▶ [What the exercise asks]: Copy each line below that includes "xlabel".

.....

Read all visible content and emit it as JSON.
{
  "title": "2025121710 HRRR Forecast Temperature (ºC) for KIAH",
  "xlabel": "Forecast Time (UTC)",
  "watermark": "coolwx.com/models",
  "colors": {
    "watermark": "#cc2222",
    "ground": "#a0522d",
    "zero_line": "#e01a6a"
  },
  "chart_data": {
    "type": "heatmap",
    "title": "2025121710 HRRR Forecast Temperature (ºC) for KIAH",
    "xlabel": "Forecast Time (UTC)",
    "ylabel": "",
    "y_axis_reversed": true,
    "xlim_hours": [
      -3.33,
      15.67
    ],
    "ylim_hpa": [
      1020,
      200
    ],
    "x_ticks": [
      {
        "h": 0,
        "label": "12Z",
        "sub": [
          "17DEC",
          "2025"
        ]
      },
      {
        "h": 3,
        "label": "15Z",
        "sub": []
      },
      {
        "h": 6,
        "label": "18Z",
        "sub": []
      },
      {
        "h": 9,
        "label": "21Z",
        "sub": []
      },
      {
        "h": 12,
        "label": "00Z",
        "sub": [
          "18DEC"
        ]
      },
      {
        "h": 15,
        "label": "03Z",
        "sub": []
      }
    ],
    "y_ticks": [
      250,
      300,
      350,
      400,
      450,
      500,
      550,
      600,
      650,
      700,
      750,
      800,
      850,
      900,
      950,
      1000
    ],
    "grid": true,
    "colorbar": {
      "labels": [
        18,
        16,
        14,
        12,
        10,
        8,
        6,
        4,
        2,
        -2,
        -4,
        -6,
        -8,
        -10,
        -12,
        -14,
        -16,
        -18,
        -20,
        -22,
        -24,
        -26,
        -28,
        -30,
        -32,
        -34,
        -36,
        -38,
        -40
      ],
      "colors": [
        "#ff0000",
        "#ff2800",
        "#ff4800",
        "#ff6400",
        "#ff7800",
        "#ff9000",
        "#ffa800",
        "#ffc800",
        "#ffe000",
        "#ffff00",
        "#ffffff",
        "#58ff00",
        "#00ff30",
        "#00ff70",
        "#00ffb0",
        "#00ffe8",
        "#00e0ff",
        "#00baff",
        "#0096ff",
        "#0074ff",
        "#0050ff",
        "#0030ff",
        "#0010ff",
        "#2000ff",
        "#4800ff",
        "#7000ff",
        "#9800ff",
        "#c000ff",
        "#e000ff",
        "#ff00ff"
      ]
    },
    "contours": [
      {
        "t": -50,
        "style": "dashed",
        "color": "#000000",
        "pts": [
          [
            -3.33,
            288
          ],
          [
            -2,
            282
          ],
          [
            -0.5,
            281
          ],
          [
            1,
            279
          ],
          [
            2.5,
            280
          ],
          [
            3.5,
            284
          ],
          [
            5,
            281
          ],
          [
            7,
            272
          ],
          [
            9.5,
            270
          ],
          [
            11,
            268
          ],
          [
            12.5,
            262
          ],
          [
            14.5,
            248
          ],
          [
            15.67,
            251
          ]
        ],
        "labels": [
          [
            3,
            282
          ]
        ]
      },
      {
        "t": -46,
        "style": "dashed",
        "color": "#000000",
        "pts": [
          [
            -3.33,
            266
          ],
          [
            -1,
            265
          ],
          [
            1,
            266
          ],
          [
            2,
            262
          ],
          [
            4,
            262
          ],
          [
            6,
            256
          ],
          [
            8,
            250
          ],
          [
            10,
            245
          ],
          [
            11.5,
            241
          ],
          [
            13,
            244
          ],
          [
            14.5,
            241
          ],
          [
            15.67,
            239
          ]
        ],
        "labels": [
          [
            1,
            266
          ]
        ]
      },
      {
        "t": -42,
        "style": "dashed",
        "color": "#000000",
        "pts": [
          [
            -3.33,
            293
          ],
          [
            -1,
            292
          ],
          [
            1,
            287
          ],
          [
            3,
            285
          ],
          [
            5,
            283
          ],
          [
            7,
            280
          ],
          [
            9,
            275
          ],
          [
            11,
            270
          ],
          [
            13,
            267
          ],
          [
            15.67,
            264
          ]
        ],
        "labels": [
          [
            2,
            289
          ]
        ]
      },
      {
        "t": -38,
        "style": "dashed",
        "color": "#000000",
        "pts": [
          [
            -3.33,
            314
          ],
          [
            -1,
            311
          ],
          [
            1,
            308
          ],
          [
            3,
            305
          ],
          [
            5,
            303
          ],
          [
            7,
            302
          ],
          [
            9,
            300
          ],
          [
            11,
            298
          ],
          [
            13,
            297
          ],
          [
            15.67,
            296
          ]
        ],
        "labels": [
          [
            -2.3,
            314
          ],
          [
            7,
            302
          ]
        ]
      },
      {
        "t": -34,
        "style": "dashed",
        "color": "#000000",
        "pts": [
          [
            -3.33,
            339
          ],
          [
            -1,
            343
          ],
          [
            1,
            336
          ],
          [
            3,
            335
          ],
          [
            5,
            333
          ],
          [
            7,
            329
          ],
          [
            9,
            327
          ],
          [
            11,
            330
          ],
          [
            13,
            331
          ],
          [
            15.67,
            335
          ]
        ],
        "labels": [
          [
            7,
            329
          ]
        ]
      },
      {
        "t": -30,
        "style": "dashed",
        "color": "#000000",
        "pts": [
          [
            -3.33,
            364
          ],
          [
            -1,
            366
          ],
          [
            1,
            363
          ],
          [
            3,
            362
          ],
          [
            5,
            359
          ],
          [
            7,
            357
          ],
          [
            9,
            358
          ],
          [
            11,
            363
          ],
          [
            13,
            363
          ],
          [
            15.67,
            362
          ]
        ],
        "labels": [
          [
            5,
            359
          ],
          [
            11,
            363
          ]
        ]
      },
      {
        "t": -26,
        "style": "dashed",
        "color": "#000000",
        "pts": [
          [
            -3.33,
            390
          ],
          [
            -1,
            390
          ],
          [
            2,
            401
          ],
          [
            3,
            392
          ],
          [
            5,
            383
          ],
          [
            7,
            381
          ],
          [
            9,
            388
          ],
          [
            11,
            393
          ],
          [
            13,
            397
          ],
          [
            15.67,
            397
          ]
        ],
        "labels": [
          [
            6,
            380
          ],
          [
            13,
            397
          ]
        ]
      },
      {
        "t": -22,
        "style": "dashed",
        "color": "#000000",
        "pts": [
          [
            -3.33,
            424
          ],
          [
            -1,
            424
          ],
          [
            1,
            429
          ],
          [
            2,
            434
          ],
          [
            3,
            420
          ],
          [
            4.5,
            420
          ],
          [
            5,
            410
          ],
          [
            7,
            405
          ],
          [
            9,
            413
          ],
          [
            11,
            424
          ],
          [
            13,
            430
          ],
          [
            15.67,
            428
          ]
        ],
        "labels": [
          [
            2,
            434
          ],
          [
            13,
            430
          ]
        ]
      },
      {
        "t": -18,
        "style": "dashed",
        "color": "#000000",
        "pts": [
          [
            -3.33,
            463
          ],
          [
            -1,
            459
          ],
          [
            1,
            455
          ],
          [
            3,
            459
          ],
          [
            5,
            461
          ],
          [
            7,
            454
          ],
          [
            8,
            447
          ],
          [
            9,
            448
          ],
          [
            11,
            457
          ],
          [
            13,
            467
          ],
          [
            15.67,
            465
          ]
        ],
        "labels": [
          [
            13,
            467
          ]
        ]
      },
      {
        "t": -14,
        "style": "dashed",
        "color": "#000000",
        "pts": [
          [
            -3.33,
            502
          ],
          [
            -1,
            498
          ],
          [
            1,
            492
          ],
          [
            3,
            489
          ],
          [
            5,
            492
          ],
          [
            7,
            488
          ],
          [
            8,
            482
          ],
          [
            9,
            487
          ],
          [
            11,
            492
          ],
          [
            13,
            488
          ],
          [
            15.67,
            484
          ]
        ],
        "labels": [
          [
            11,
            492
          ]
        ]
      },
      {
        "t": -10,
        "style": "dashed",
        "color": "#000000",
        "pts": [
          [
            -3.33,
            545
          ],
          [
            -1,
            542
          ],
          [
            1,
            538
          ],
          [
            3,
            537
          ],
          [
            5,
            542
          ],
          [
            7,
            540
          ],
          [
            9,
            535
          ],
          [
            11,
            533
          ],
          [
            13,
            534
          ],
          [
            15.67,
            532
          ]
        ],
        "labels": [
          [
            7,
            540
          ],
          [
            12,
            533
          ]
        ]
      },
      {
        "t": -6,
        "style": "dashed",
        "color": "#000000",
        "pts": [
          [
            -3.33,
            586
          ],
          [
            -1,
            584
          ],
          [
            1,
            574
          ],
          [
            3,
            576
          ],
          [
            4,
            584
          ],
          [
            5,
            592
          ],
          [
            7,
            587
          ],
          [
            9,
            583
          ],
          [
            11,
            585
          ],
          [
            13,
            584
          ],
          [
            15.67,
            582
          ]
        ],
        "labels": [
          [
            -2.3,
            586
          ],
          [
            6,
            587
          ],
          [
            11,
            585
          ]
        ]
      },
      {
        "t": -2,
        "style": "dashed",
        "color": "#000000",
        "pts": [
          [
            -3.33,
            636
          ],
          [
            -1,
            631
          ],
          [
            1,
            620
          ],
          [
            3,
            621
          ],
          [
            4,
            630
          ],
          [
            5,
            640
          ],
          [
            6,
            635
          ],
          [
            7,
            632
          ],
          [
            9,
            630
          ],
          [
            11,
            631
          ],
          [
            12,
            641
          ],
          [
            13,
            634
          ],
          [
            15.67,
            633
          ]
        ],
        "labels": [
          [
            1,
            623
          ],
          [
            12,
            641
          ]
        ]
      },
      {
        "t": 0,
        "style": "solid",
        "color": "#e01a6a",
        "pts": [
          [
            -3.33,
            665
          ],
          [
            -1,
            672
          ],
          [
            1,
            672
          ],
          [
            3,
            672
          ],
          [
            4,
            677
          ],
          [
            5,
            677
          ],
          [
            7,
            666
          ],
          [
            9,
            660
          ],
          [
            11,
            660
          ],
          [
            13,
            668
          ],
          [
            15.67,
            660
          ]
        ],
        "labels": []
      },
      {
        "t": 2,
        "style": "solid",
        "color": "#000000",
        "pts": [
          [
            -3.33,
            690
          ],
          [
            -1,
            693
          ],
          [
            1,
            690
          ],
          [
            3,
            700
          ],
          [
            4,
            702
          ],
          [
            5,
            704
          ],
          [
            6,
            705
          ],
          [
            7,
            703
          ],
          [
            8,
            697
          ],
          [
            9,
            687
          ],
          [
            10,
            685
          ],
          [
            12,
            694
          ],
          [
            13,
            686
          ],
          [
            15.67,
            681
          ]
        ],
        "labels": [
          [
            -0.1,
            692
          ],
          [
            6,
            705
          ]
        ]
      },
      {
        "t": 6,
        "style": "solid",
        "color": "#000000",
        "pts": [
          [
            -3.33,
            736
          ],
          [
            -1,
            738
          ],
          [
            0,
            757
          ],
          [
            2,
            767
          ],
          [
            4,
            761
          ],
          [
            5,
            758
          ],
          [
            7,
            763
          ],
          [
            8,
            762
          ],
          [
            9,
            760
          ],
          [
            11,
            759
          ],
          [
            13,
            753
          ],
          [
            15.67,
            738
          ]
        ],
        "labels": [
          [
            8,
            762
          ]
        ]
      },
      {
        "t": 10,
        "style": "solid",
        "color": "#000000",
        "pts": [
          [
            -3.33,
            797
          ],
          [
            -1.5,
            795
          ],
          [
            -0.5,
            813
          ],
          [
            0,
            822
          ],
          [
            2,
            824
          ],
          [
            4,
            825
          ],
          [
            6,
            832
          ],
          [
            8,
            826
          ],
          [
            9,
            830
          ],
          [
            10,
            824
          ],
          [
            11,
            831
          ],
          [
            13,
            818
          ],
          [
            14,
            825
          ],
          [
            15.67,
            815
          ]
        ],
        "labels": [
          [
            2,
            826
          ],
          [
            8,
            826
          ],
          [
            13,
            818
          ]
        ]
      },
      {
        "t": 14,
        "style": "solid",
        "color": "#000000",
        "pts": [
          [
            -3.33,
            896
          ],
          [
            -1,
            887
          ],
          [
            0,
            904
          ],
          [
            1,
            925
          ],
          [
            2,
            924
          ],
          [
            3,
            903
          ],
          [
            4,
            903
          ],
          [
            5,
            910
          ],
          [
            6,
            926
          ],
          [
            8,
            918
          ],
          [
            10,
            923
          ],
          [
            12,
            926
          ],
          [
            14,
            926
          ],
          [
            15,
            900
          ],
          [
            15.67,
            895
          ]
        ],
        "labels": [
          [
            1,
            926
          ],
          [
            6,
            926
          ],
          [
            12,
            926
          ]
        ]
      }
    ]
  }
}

.....

▶ [Task solution]:
  "xlabel": "Forecast Time (UTC)",
    "xlabel": "Forecast Time (UTC)",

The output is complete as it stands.